■ **TASK DIRECTIONS**
Identify all lines in the data containing the string "xlabel". Copy them out.

■ **EXERCISE INPUT**

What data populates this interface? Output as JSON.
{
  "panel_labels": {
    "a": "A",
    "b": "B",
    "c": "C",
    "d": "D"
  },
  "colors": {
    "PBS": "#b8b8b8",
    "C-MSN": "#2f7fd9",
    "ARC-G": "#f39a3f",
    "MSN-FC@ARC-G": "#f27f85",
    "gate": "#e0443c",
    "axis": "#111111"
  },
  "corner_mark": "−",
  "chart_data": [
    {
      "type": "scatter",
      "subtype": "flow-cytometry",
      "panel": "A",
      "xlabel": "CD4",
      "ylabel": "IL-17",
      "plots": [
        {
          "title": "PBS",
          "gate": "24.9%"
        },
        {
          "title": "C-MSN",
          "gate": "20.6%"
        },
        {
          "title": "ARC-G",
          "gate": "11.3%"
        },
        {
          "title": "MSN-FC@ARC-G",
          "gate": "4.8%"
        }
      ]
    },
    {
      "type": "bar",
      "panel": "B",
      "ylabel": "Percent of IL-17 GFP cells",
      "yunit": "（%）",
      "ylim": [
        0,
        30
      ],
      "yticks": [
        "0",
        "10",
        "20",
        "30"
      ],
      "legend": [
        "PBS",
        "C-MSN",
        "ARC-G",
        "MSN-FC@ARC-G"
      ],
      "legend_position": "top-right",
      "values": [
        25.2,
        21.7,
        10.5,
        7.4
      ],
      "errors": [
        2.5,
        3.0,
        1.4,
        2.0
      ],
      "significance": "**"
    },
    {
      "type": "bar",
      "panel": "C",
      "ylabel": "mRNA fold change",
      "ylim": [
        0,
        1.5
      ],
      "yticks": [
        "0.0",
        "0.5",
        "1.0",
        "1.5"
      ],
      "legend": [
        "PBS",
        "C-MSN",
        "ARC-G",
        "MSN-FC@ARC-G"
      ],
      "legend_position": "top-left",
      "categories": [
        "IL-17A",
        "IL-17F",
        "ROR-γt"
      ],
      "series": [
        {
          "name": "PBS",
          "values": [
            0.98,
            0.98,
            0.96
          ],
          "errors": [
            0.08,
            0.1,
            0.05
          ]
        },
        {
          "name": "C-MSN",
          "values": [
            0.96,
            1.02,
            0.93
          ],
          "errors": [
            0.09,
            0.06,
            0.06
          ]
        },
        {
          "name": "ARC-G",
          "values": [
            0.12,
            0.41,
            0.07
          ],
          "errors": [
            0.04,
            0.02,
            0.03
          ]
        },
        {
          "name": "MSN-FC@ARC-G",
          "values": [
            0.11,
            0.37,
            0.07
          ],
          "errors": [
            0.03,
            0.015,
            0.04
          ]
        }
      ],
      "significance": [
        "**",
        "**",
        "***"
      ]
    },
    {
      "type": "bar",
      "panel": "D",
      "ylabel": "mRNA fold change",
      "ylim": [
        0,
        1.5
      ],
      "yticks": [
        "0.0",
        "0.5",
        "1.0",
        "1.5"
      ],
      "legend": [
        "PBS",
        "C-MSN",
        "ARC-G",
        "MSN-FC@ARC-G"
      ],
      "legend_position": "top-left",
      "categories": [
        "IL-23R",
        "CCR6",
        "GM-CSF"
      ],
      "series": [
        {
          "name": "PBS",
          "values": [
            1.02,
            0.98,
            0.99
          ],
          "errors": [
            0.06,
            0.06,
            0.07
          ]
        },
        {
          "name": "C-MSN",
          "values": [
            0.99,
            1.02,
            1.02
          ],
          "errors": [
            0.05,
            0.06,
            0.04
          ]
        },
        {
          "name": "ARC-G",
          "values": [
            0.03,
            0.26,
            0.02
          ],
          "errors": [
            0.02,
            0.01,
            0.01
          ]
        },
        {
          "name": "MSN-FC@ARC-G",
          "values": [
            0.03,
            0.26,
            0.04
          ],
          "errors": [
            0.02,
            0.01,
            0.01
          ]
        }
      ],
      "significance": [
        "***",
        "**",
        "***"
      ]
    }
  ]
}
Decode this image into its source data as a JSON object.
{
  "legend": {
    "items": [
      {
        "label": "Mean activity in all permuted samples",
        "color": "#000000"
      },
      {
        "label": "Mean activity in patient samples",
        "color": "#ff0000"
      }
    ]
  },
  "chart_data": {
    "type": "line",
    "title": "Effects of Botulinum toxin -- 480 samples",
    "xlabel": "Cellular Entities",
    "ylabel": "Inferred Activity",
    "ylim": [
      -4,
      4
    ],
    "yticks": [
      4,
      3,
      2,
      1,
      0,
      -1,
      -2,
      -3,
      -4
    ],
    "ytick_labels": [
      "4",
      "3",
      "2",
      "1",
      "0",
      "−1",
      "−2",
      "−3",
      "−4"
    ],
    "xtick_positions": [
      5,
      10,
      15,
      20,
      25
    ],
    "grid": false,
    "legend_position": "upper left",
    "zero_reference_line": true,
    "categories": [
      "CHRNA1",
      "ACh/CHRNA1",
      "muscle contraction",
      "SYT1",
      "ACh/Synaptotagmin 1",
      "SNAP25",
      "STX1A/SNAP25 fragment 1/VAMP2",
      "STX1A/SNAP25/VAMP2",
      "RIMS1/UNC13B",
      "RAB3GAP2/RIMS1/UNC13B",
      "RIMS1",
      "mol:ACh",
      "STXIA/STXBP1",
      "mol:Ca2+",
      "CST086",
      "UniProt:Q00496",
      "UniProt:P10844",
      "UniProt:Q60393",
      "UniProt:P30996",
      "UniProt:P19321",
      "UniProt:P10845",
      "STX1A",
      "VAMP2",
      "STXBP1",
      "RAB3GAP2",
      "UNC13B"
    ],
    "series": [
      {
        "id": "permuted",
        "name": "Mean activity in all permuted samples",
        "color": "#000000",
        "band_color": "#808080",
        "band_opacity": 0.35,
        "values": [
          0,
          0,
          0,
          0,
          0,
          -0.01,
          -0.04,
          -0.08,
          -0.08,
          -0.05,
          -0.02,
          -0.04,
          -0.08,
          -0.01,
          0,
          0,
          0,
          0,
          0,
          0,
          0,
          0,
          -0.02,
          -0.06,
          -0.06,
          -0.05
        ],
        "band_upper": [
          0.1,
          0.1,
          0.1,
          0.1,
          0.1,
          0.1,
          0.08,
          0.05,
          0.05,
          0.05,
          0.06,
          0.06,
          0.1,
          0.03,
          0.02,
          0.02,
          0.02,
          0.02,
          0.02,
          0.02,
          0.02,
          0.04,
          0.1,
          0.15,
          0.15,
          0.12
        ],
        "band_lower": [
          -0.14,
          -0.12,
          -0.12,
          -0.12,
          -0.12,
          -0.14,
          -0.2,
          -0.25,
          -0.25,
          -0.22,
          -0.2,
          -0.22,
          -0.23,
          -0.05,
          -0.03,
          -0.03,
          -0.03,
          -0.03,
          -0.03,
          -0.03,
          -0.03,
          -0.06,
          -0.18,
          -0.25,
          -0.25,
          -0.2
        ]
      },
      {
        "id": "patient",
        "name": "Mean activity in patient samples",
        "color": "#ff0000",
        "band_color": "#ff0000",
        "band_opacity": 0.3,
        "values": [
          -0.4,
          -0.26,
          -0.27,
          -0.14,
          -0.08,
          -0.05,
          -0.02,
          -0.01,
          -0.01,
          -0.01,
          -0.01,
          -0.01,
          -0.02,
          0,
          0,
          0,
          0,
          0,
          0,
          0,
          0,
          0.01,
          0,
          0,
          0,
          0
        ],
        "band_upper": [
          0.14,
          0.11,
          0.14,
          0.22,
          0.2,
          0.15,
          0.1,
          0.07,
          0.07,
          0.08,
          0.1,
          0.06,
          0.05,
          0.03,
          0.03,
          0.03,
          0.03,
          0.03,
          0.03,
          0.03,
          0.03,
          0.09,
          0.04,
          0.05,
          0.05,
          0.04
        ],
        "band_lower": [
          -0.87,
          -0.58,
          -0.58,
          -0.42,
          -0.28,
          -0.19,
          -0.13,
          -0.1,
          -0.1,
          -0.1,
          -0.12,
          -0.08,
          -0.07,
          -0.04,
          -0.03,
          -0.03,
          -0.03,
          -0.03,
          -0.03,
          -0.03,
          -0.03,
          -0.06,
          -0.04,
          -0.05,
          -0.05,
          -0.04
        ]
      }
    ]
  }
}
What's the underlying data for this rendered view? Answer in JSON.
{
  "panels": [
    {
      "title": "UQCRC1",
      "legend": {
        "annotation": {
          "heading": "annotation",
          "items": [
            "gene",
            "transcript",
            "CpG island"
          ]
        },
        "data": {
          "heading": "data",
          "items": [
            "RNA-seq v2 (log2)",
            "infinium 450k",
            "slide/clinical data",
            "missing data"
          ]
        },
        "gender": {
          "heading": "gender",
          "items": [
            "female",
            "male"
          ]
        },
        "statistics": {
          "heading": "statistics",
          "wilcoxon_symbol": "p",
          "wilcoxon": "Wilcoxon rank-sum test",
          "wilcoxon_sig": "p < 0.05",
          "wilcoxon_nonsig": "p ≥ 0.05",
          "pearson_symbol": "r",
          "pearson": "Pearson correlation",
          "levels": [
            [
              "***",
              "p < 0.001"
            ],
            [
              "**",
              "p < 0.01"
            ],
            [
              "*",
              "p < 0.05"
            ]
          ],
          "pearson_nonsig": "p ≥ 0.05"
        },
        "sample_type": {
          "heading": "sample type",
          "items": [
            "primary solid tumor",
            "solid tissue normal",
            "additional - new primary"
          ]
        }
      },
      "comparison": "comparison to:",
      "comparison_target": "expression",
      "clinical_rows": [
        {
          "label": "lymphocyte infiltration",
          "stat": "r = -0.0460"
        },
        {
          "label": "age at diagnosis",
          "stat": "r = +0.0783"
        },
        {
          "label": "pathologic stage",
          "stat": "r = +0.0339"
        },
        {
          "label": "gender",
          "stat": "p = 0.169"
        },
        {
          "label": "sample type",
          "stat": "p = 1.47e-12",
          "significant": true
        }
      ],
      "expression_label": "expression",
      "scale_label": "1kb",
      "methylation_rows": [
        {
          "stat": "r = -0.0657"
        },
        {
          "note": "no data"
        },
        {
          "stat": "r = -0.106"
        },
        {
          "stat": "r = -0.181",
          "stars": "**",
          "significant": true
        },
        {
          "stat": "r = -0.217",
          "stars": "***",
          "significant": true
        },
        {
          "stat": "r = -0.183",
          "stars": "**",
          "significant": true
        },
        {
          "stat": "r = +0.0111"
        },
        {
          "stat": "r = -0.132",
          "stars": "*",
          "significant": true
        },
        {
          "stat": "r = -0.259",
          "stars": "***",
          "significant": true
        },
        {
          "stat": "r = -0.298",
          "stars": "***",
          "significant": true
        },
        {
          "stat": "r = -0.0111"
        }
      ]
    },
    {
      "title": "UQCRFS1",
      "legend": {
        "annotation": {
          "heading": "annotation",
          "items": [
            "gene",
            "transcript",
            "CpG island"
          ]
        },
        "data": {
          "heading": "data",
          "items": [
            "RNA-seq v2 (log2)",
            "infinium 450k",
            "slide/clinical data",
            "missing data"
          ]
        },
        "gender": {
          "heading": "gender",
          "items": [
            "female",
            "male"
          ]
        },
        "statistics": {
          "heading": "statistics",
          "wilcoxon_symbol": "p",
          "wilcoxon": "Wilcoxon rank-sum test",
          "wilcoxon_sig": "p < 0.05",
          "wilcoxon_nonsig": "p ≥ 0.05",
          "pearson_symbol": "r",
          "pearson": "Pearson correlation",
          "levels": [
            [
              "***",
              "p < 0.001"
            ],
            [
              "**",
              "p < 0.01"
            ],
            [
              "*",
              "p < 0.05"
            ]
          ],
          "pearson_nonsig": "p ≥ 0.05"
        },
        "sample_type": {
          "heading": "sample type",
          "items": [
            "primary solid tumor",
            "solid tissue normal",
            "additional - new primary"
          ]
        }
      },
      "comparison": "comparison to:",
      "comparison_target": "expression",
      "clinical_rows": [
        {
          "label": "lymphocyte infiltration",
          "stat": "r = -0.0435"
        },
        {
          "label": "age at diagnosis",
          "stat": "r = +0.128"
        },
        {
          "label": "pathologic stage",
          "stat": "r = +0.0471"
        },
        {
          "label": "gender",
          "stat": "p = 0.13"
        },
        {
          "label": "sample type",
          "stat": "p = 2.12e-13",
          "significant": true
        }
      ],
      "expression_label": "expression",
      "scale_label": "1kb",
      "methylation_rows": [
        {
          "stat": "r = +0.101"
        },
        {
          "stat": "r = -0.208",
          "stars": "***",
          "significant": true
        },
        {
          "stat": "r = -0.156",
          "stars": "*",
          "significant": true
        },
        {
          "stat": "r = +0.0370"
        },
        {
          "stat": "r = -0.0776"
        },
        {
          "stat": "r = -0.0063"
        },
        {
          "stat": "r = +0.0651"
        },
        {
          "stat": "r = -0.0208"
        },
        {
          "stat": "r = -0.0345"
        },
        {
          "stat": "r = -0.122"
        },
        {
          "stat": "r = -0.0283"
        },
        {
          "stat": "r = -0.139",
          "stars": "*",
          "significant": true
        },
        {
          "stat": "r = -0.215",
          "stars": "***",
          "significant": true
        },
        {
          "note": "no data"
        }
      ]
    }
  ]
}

■ **ANSWER FOR THE TASK**
      "xlabel": "CD4",
    "xlabel": "Cellular Entities",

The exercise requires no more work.